EXERCISE REQUIREMENTS: Copy only what runs from the line containing "Decode this image" through the end of the material below, line for line, with both ends included.

* * * * * * *

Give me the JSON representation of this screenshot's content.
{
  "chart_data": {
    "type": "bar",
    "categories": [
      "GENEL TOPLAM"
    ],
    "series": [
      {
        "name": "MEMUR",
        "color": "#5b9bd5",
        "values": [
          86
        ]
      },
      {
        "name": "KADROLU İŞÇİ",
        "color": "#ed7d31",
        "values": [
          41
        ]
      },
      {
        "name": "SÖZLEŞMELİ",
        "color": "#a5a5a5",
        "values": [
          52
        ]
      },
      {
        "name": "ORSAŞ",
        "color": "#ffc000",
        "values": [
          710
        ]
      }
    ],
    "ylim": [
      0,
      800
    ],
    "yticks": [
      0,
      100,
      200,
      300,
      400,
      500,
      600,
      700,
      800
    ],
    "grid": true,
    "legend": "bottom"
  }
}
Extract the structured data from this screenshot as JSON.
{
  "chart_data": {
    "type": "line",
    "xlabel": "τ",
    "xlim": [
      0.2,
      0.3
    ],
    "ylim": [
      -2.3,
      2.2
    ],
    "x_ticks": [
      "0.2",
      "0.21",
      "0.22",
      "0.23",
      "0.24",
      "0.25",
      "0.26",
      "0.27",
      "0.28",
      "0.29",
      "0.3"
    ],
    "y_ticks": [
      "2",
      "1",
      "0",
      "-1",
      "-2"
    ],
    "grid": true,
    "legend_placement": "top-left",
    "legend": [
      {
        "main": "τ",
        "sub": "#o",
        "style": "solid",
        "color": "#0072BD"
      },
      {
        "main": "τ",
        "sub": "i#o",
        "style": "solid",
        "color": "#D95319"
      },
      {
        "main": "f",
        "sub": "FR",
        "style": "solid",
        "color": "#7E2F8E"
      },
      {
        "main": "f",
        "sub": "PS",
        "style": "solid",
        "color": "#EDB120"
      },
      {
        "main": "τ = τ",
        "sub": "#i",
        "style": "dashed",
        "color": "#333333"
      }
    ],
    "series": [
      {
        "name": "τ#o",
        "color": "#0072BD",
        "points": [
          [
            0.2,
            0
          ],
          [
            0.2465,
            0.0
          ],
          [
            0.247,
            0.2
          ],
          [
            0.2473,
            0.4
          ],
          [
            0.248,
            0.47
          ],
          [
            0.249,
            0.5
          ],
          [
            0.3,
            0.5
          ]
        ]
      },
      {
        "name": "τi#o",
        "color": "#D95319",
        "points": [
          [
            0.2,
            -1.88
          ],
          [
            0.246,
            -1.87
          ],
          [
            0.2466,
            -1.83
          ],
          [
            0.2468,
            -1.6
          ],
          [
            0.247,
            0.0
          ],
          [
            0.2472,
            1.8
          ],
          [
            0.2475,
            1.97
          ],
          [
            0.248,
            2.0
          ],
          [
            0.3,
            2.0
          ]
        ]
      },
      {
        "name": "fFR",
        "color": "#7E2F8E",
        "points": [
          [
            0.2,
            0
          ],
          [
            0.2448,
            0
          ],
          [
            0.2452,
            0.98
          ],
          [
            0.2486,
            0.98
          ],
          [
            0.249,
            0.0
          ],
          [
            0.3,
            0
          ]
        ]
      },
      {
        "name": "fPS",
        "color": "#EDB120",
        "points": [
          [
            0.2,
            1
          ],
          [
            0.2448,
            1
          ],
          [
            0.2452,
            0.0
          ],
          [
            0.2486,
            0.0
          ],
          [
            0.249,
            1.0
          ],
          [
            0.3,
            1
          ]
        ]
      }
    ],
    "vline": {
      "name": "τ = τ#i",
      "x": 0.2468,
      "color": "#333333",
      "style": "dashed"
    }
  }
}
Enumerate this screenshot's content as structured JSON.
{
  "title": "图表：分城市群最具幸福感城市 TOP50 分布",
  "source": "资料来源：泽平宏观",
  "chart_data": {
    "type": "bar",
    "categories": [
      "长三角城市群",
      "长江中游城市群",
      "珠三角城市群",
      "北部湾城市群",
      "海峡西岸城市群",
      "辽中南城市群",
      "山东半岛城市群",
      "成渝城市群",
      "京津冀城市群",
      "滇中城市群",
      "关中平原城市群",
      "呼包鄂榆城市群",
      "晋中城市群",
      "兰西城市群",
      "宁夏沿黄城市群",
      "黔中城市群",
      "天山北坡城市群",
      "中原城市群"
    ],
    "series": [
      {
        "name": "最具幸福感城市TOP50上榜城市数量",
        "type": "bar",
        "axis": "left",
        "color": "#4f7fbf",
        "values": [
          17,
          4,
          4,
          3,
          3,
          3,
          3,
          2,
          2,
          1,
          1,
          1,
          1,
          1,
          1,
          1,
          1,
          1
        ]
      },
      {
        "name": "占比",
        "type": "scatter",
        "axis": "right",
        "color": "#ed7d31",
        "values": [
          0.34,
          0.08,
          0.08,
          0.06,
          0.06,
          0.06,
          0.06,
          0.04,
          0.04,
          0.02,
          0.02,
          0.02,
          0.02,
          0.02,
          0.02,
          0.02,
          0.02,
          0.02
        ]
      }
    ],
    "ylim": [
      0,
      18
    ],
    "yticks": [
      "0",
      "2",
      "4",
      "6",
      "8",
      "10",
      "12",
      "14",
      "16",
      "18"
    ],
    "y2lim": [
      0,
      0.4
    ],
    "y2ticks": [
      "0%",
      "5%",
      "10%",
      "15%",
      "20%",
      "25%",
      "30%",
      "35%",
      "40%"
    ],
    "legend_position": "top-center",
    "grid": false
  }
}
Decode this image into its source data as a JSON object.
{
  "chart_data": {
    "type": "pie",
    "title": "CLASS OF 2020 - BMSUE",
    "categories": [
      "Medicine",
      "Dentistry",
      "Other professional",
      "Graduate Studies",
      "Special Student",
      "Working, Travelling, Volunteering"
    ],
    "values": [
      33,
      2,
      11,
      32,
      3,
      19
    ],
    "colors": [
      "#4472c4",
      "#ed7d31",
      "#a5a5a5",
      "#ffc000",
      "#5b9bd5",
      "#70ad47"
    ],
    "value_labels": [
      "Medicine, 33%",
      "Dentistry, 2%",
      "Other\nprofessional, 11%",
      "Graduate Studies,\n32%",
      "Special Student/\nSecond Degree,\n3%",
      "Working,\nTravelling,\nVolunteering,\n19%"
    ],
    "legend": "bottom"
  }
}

* * * * * * *

REPLY TO THE TASK:
Decode this image into its source data as a JSON object.
{
  "chart_data": {
    "type": "pie",
    "title": "CLASS OF 2020 - BMSUE",
    "categories": [
      "Medicine",
      "Dentistry",
      "Other professional",
      "Graduate Studies",
      "Special Student",
      "Working, Travelling, Volunteering"
    ],
    "values": [
      33,
      2,
      11,
      32,
      3,
      19
    ],
    "colors": [
      "#4472c4",
      "#ed7d31",
      "#a5a5a5",
      "#ffc000",
      "#5b9bd5",
      "#70ad47"
    ],
    "value_labels": [
      "Medicine, 33%",
      "Dentistry, 2%",
      "Other\nprofessional, 11%",
      "Graduate Studies,\n32%",
      "Special Student/\nSecond Degree,\n3%",
      "Working,\nTravelling,\nVolunteering,\n19%"
    ],
    "legend": "bottom"
  }
}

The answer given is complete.